▶ [WRITTEN PROBLEM] Extract each line containing the string "Font".

▶ [EXTRACTED RECORDS]
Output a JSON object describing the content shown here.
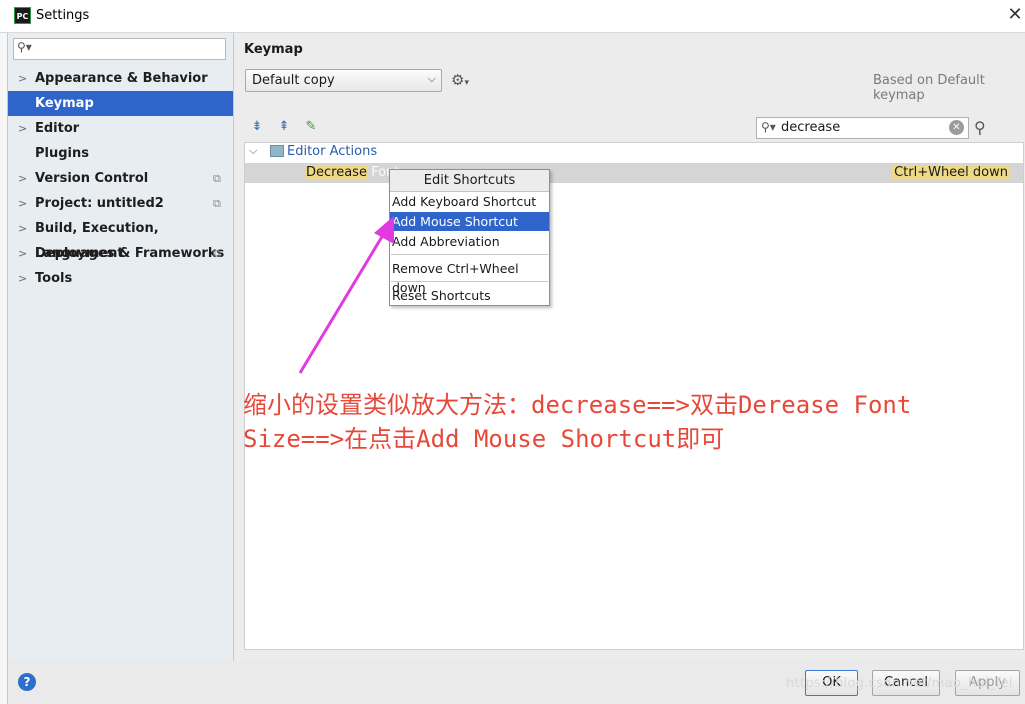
{
  "window": {
    "title": "Settings",
    "app_icon_text": "PC",
    "close_glyph": "✕"
  },
  "sidebar": {
    "search_placeholder": "",
    "items": [
      {
        "label": "Appearance & Behavior",
        "expandable": true
      },
      {
        "label": "Keymap",
        "selected": true
      },
      {
        "label": "Editor",
        "expandable": true
      },
      {
        "label": "Plugins"
      },
      {
        "label": "Version Control",
        "expandable": true,
        "project": true
      },
      {
        "label": "Project: untitled2",
        "expandable": true,
        "project": true
      },
      {
        "label": "Build, Execution, Deployment",
        "expandable": true
      },
      {
        "label": "Languages & Frameworks",
        "expandable": true,
        "project": true
      },
      {
        "label": "Tools",
        "expandable": true
      }
    ]
  },
  "main": {
    "title": "Keymap",
    "keymap_select": "Default copy",
    "based_on": "Based on Default keymap",
    "search_value": "decrease",
    "tree": {
      "group_label": "Editor Actions",
      "action_highlight": "Decrease",
      "action_rest": " Font",
      "shortcut": "Ctrl+Wheel down"
    }
  },
  "context_menu": {
    "header": "Edit Shortcuts",
    "items": [
      "Add Keyboard Shortcut",
      "Add Mouse Shortcut",
      "Add Abbreviation",
      "Remove Ctrl+Wheel down",
      "Reset Shortcuts"
    ],
    "selected_index": 1
  },
  "annotation": {
    "line1": "缩小的设置类似放大方法：decrease==>双击Derease Font",
    "line2": "Size==>在点击Add Mouse Shortcut即可",
    "color": "#e8483a"
  },
  "footer": {
    "help": "?",
    "ok": "OK",
    "cancel": "Cancel",
    "apply": "Apply",
    "watermark": "https://blog.csdn.net/mao_hui_fei"
  },
  "colors": {
    "selection": "#2f65ca",
    "highlight": "#efd984",
    "arrow": "#e23ae0"
  }
}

▶ [TASK SOLUTION]
      "action_rest": " Font",
    "line1": "缩小的设置类似放大方法：decrease==>双击Derease Font",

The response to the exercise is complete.